• **Request**
From the entries below, pull out each line where "name" appears.

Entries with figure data
========================================
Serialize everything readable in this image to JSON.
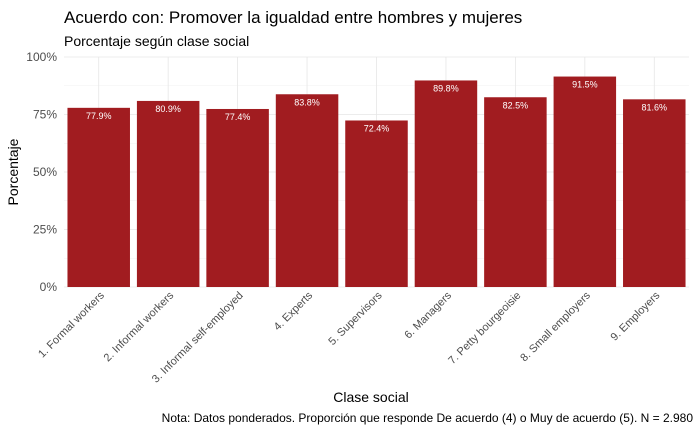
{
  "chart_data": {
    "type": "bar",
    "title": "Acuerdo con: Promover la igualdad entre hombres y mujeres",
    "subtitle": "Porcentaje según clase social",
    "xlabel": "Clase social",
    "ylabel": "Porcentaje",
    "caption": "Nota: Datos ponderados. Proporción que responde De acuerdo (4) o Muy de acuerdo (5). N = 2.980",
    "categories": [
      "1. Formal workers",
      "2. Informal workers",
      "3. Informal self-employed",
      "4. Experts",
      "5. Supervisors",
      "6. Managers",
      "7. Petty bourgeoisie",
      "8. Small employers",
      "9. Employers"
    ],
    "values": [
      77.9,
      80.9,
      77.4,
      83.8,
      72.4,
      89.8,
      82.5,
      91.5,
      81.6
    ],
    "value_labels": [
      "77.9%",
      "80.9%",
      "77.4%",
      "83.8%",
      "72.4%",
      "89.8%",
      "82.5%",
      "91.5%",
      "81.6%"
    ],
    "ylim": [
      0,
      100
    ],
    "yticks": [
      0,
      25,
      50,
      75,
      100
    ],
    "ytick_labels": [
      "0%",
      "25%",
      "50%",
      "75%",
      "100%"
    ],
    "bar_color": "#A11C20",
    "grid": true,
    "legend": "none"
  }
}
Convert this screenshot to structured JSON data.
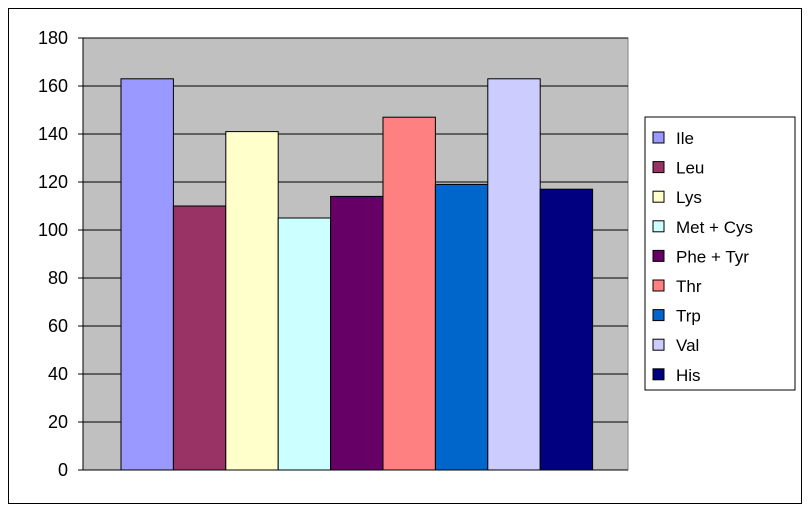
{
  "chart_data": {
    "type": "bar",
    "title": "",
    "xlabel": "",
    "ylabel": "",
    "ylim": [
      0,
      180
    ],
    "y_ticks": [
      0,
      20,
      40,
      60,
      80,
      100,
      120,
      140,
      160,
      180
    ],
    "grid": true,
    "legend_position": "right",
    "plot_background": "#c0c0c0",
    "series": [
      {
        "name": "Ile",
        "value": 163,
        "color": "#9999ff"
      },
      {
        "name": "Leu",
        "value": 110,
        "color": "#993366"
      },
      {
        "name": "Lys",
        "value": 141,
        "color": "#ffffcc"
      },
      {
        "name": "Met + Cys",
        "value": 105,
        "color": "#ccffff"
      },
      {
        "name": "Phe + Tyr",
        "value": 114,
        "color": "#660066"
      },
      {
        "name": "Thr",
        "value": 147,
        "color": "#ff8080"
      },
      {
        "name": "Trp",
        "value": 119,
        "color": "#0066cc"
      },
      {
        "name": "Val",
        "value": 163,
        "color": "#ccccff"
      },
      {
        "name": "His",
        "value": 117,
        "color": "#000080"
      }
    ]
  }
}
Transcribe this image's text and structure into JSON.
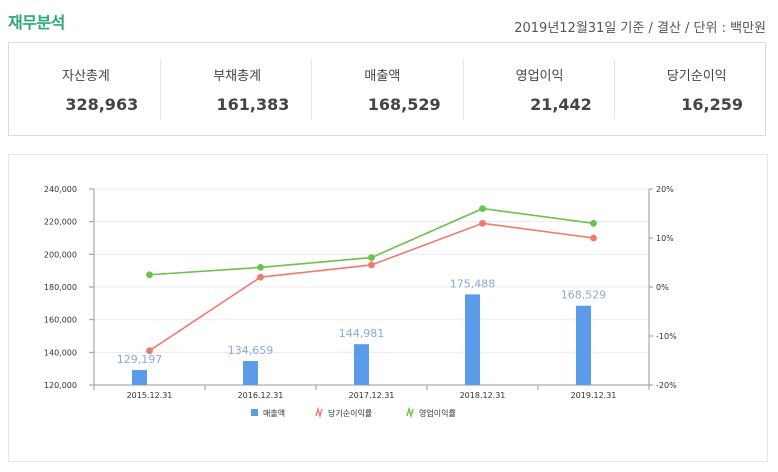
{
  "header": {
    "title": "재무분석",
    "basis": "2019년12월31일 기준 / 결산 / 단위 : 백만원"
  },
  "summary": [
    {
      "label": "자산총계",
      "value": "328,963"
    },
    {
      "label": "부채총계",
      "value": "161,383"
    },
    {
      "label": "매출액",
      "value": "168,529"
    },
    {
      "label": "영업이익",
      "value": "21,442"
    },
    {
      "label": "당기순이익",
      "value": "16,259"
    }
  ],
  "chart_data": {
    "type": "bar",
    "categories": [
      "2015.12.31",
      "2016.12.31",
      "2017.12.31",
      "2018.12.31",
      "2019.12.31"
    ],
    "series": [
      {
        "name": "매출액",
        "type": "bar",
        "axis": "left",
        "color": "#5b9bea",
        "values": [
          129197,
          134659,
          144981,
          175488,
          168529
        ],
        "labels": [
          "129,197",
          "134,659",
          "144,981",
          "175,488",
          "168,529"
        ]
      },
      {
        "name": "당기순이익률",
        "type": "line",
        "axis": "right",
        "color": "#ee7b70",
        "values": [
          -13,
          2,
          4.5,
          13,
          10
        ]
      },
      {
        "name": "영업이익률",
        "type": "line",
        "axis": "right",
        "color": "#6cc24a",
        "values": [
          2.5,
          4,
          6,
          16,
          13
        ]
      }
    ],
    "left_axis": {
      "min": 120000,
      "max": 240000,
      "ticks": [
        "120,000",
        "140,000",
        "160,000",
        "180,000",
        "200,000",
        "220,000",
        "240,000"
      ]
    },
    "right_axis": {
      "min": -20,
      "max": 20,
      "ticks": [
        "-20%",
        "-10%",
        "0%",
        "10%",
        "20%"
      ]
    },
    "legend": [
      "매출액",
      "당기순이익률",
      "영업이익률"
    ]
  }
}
========================================
• **Answer in full**
        "name": "Ile",
        "name": "Leu",
        "name": "Lys",
        "name": "Met + Cys",
        "name": "Phe + Tyr",
        "name": "Thr",
        "name": "Trp",
        "name": "Val",
        "name": "His",
        "name": "매출액",
        "name": "당기순이익률",
        "name": "영업이익률",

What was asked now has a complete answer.